## Brief
Only lines holding the string "Create" are wanted; copy each one from the material.

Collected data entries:

<<<<

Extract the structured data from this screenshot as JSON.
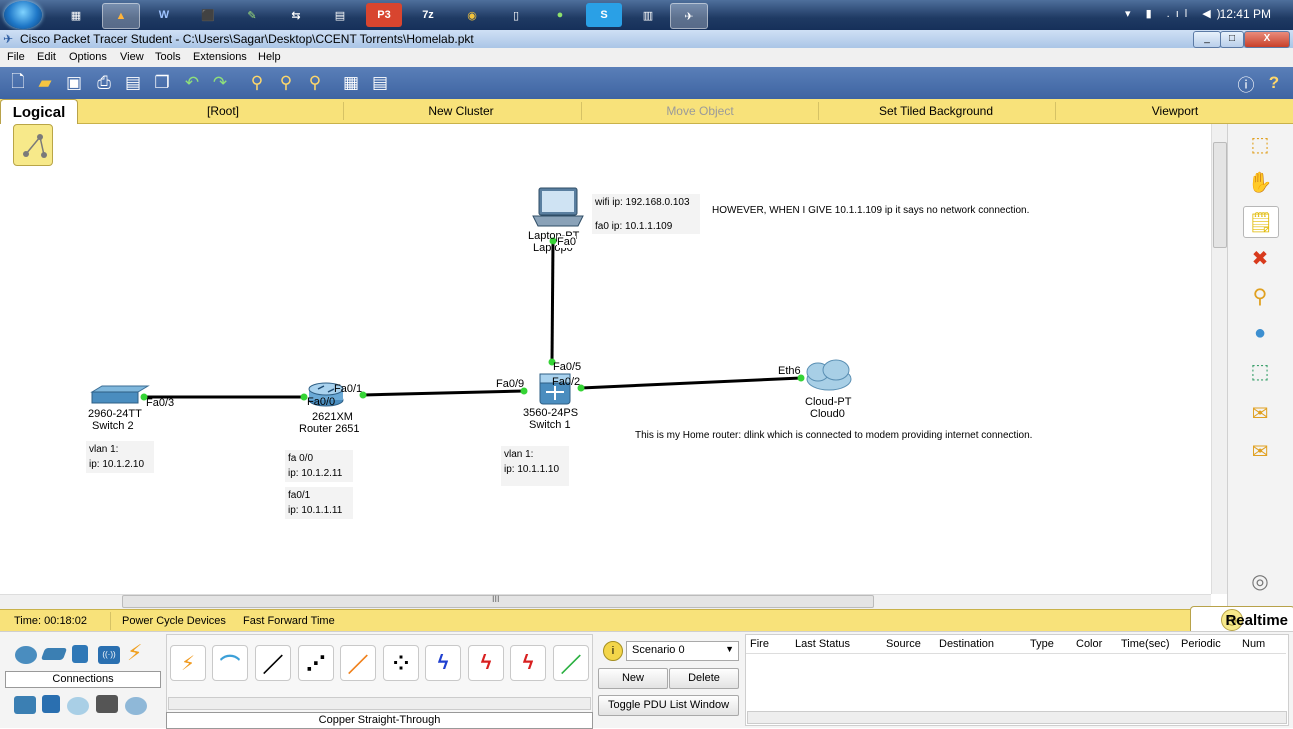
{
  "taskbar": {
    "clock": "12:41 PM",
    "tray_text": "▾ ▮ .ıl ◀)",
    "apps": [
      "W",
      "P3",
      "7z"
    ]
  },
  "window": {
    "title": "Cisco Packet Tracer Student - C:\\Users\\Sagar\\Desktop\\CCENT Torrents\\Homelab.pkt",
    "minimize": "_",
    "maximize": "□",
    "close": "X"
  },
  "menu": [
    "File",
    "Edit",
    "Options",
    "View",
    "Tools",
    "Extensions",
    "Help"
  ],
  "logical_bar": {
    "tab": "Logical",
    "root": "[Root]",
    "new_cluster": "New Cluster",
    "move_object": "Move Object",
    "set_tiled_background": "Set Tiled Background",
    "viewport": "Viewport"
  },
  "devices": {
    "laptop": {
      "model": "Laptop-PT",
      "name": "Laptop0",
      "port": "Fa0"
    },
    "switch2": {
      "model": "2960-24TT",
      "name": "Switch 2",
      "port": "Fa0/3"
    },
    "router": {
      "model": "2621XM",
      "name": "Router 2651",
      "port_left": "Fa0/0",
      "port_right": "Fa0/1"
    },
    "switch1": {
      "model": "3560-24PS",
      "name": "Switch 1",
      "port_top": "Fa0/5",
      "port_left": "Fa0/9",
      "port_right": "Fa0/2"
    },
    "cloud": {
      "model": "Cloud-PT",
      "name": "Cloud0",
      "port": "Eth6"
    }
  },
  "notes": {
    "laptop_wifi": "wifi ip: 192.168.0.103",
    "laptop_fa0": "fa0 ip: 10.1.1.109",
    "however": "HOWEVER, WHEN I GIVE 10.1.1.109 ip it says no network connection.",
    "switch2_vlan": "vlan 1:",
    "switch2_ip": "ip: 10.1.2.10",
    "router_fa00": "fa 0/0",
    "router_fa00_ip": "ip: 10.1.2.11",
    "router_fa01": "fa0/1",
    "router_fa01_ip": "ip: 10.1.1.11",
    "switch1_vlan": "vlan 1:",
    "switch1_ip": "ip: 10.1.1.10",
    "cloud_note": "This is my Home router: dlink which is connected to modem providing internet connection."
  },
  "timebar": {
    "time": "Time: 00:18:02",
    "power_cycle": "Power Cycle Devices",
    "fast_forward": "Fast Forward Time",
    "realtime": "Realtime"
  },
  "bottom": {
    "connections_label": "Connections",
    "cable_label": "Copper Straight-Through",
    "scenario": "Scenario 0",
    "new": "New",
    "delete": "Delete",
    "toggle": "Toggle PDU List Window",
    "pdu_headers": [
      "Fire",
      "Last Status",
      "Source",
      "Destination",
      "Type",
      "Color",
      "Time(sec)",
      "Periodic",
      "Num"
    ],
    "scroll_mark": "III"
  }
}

>>>>
<<<<

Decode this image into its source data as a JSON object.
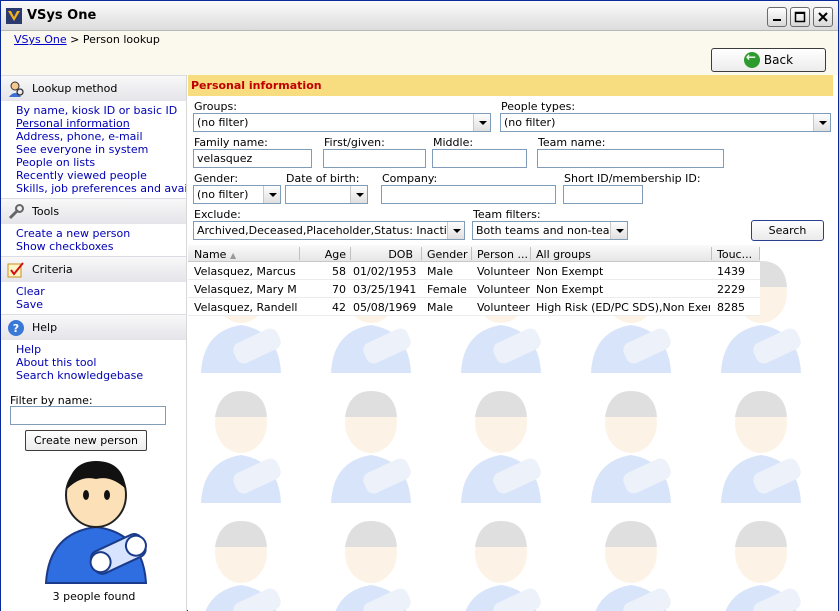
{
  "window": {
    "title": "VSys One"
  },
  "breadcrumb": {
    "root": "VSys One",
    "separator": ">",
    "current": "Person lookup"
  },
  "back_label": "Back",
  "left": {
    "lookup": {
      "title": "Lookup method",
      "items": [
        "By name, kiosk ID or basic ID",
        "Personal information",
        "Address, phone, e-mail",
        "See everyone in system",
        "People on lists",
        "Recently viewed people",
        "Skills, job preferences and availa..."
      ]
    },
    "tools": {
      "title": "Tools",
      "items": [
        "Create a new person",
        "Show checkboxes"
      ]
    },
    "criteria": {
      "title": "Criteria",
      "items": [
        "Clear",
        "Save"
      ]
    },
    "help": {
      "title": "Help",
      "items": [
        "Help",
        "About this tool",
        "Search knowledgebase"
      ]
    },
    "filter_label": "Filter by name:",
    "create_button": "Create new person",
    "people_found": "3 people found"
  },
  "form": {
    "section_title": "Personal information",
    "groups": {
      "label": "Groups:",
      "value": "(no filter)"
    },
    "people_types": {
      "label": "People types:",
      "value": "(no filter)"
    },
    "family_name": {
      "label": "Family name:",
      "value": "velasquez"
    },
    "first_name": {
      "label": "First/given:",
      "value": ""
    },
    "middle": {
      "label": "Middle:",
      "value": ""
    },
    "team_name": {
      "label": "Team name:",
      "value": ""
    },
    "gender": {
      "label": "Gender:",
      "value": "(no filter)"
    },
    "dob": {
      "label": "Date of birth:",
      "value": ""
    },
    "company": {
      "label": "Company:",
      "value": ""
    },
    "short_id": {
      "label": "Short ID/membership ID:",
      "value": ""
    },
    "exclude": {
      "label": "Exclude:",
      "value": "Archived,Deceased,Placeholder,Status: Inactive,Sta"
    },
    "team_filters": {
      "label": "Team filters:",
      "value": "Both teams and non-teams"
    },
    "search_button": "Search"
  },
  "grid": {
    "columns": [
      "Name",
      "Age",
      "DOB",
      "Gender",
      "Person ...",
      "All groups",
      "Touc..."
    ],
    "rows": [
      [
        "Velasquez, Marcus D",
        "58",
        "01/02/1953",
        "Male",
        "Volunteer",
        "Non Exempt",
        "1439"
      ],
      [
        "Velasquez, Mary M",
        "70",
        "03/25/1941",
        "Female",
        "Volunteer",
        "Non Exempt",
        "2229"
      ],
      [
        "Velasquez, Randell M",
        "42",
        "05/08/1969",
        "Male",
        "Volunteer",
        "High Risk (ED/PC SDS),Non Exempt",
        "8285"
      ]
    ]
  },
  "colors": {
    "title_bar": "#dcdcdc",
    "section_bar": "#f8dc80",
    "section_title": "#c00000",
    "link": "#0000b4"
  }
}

>>>>

## Written response
        "Create a new person",
    "create_button": "Create new person",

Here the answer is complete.